Give the count of lines that include the string "pages". Add nothing to it.
----
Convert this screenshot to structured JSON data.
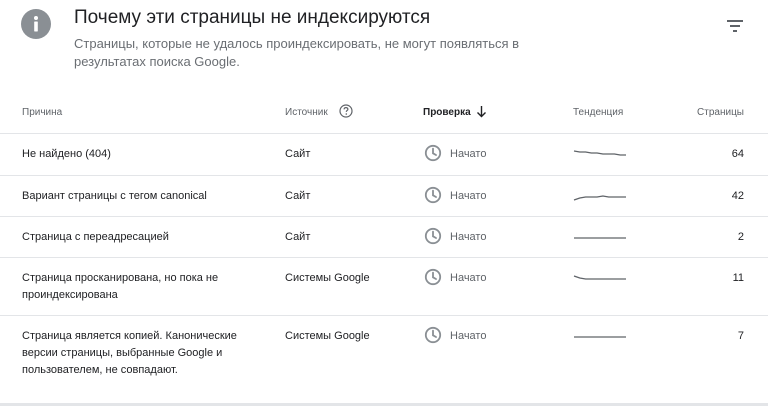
{
  "header": {
    "info_icon": "info-icon",
    "title": "Почему эти страницы не индексируются",
    "subtitle": "Страницы, которые не удалось проиндексировать, не могут появляться в результатах поиска Google.",
    "filter_icon": "filter-icon"
  },
  "table": {
    "columns": {
      "reason": "Причина",
      "source": "Источник",
      "check": "Проверка",
      "trend": "Тенденция",
      "pages": "Страницы"
    },
    "sort": {
      "column": "check",
      "direction": "descending"
    },
    "rows": [
      {
        "reason": "Не найдено (404)",
        "source": "Сайт",
        "status": "Начато",
        "trend": [
          8,
          9,
          9,
          10,
          10,
          11,
          11,
          11,
          12,
          12
        ],
        "pages": "64"
      },
      {
        "reason": "Вариант страницы с тегом canonical",
        "source": "Сайт",
        "status": "Начато",
        "trend": [
          15,
          13,
          12,
          12,
          12,
          11,
          12,
          12,
          12,
          12
        ],
        "pages": "42"
      },
      {
        "reason": "Страница с переадресацией",
        "source": "Сайт",
        "status": "Начато",
        "trend": [
          12,
          12,
          12,
          12,
          12,
          12,
          12,
          12,
          12,
          12
        ],
        "pages": "2"
      },
      {
        "reason": "Страница просканирована, но пока не проиндексирована",
        "source": "Системы Google",
        "status": "Начато",
        "trend": [
          9,
          11,
          12,
          12,
          12,
          12,
          12,
          12,
          12,
          12
        ],
        "pages": "11"
      },
      {
        "reason": "Страница является копией. Канонические версии страницы, выбранные Google и пользователем, не совпадают.",
        "source": "Системы Google",
        "status": "Начато",
        "trend": [
          12,
          12,
          12,
          12,
          12,
          12,
          12,
          12,
          12,
          12
        ],
        "pages": "7"
      }
    ]
  },
  "icons": {
    "status": "clock-icon",
    "help": "help-circle-icon",
    "sort": "arrow-down-icon"
  },
  "colors": {
    "icon_gray": "#8a8f94",
    "trend_line": "#5f6368",
    "divider": "#e3e5e8"
  }
}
----
▶ _WRITTEN RESPONSE_
6